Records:
%%

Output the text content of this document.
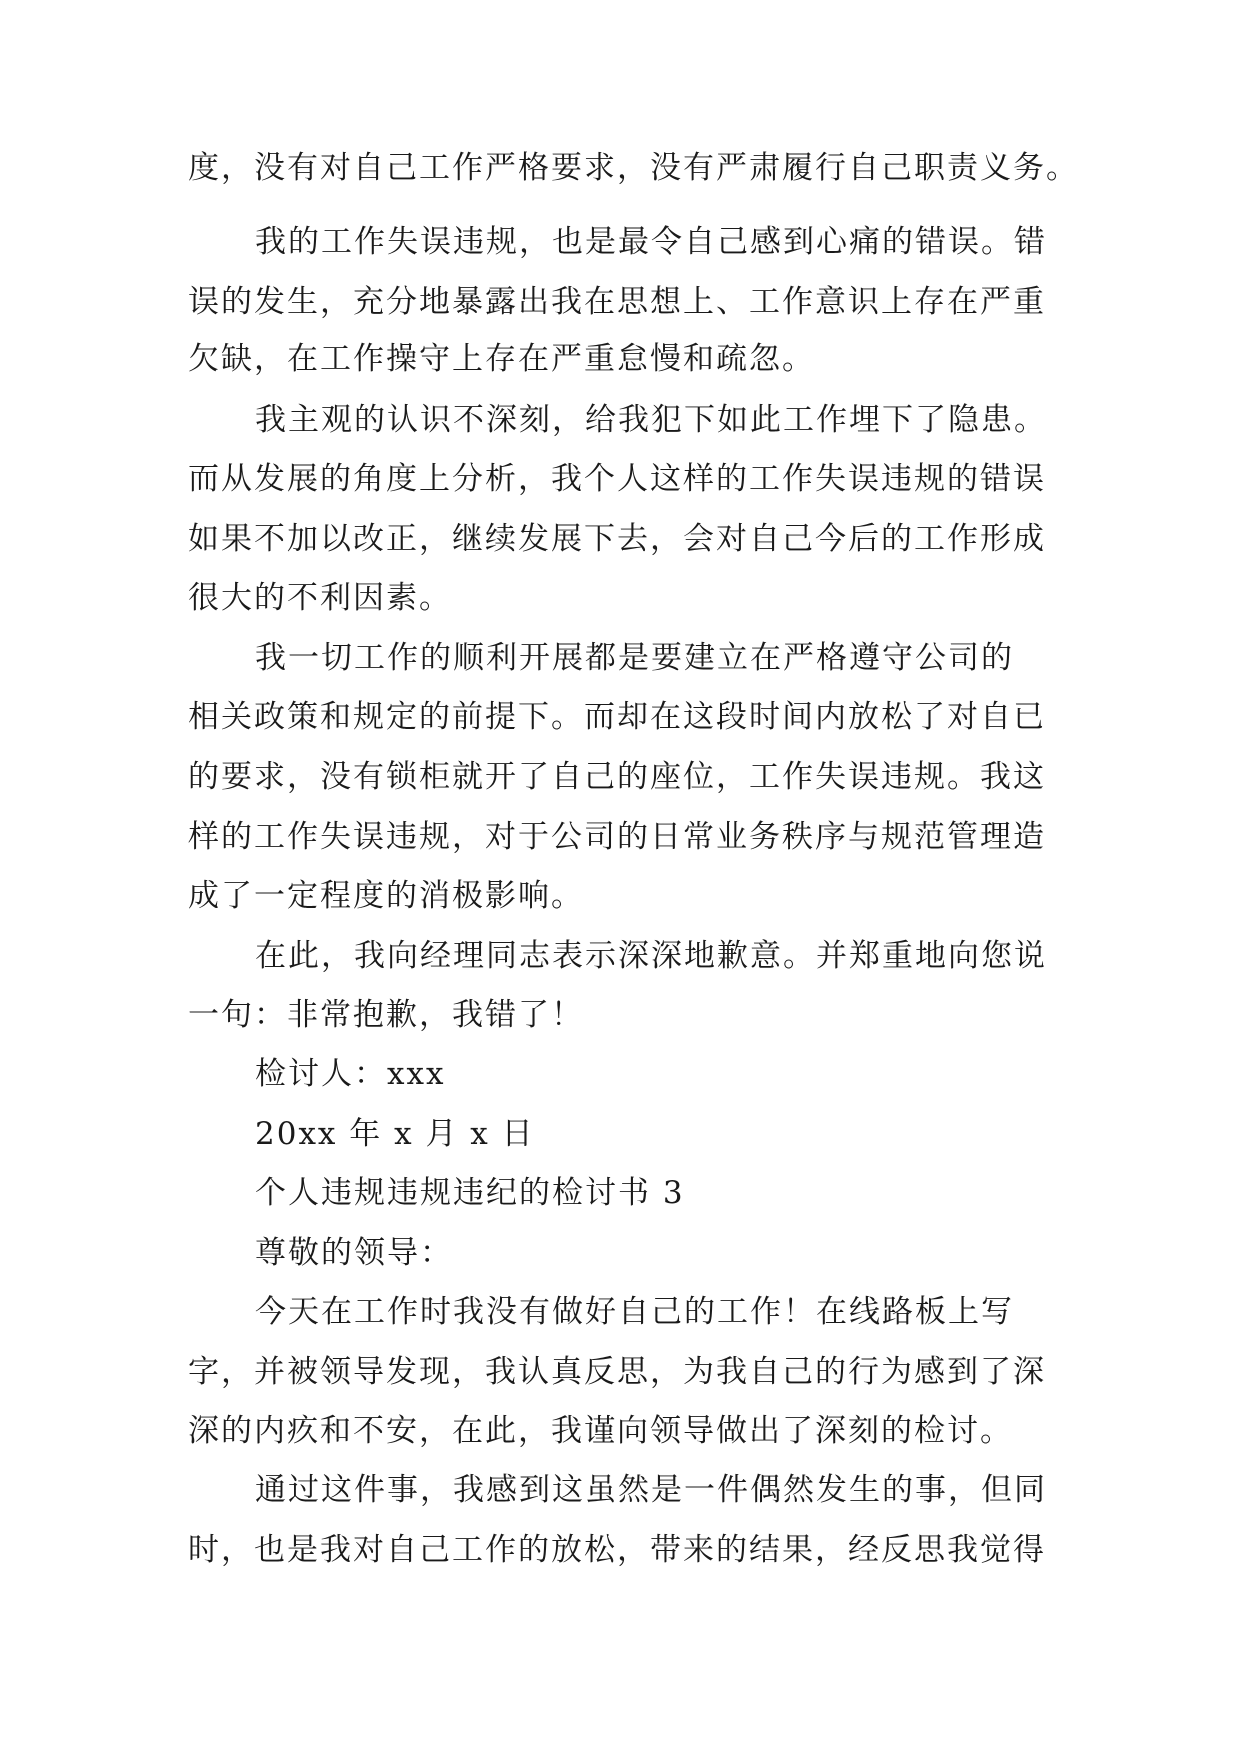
度，没有对自己工作严格要求，没有严肃履行自己职责义务。

我的工作失误违规，也是最令自己感到心痛的错误。错

误的发生，充分地暴露出我在思想上、工作意识上存在严重

欠缺，在工作操守上存在严重怠慢和疏忽。

我主观的认识不深刻，给我犯下如此工作埋下了隐患。

而从发展的角度上分析，我个人这样的工作失误违规的错误

如果不加以改正，继续发展下去，会对自己今后的工作形成

很大的不利因素。

我一切工作的顺利开展都是要建立在严格遵守公司的

相关政策和规定的前提下。而却在这段时间内放松了对自已

的要求，没有锁柜就开了自己的座位，工作失误违规。我这

样的工作失误违规，对于公司的日常业务秩序与规范管理造

成了一定程度的消极影响。

在此，我向经理同志表示深深地歉意。并郑重地向您说

一句：非常抱歉，我错了！

检讨人：xxx

20xx 年 x 月 x 日

个人违规违规违纪的检讨书 3

尊敬的领导：

今天在工作时我没有做好自己的工作！在线路板上写

字，并被领导发现，我认真反思，为我自己的行为感到了深

深的内疚和不安，在此，我谨向领导做出了深刻的检讨。

通过这件事，我感到这虽然是一件偶然发生的事，但同

时，也是我对自己工作的放松，带来的结果，经反思我觉得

%%

→ Task brief: Every record gets retyped exactly; no picture goes into the copy.

→ Output for this exercise:
Output the text content of this document.
度，没有对自己工作严格要求，没有严肃履行自己职责义务。

我的工作失误违规，也是最令自己感到心痛的错误。错

误的发生，充分地暴露出我在思想上、工作意识上存在严重

欠缺，在工作操守上存在严重怠慢和疏忽。

我主观的认识不深刻，给我犯下如此工作埋下了隐患。

而从发展的角度上分析，我个人这样的工作失误违规的错误

如果不加以改正，继续发展下去，会对自己今后的工作形成

很大的不利因素。

我一切工作的顺利开展都是要建立在严格遵守公司的

相关政策和规定的前提下。而却在这段时间内放松了对自已

的要求，没有锁柜就开了自己的座位，工作失误违规。我这

样的工作失误违规，对于公司的日常业务秩序与规范管理造

成了一定程度的消极影响。

在此，我向经理同志表示深深地歉意。并郑重地向您说

一句：非常抱歉，我错了！

检讨人：xxx

20xx 年 x 月 x 日

个人违规违规违纪的检讨书 3

尊敬的领导：

今天在工作时我没有做好自己的工作！在线路板上写

字，并被领导发现，我认真反思，为我自己的行为感到了深

深的内疚和不安，在此，我谨向领导做出了深刻的检讨。

通过这件事，我感到这虽然是一件偶然发生的事，但同

时，也是我对自己工作的放松，带来的结果，经反思我觉得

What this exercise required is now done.